-- SUPPLIED RECORDS follows --

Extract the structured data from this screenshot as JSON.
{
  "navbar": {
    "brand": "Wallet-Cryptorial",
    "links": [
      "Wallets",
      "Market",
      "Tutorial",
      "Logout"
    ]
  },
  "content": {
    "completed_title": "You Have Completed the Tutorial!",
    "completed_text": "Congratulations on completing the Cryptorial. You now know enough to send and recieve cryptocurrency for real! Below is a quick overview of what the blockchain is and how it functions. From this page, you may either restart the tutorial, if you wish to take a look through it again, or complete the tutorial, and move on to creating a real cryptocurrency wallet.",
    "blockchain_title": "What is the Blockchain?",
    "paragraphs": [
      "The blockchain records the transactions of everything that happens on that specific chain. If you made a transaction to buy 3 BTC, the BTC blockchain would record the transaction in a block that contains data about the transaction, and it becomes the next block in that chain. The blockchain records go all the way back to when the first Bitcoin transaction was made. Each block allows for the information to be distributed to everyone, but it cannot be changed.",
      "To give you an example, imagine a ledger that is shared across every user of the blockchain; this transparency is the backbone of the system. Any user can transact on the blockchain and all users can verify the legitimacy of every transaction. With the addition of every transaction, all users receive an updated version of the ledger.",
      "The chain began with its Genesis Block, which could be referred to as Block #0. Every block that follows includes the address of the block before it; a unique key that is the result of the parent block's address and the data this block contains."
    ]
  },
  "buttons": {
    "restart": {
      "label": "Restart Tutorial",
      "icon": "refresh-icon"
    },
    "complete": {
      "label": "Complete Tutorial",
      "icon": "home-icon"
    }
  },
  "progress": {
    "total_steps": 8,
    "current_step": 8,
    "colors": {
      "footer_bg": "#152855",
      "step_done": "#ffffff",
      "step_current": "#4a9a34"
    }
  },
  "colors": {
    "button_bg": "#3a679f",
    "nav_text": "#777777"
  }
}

-- SUPPLIED RECORDS concluded --
-- SUPPLIED RECORDS follows --

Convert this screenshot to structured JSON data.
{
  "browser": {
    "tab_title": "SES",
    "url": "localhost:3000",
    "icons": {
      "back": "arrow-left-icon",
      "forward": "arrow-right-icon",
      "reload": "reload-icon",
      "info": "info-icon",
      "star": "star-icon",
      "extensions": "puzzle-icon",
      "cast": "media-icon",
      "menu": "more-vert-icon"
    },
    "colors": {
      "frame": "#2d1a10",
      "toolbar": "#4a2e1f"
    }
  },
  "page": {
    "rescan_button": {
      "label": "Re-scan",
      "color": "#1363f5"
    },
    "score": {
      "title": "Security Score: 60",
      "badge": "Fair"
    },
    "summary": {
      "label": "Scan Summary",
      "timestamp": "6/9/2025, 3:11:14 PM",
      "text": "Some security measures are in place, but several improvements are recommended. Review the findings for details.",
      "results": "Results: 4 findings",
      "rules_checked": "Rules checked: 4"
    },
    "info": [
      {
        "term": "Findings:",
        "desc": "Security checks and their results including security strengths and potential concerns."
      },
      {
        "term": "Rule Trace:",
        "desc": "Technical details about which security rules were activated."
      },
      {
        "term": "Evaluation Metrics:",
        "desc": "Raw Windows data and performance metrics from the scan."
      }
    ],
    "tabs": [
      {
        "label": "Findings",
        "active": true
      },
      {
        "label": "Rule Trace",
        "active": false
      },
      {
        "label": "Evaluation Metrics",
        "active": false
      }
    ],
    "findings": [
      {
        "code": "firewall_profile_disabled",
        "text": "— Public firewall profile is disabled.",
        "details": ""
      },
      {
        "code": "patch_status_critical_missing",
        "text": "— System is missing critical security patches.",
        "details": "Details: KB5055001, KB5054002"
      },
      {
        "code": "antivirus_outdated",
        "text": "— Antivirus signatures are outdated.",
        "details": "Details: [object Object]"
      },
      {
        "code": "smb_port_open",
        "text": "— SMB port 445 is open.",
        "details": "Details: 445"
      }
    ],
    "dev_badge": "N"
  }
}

-- SUPPLIED RECORDS concluded --

== EXERCISE REQUIREMENTS ==
Locate all lines in the listing above with the word "contains". Copy them.

== RESPONSE TO THIS TASK ==
      "The blockchain records the transactions of everything that happens on that specific chain. If you made a transaction to buy 3 BTC, the BTC blockchain would record the transaction in a block that contains data about the transaction, and it becomes the next block in that chain. The blockchain records go all the way back to when the first Bitcoin transaction was made. Each block allows for the information to be distributed to everyone, but it cannot be changed.",
      "The chain began with its Genesis Block, which could be referred to as Block #0. Every block that follows includes the address of the block before it; a unique key that is the result of the parent block's address and the data this block contains."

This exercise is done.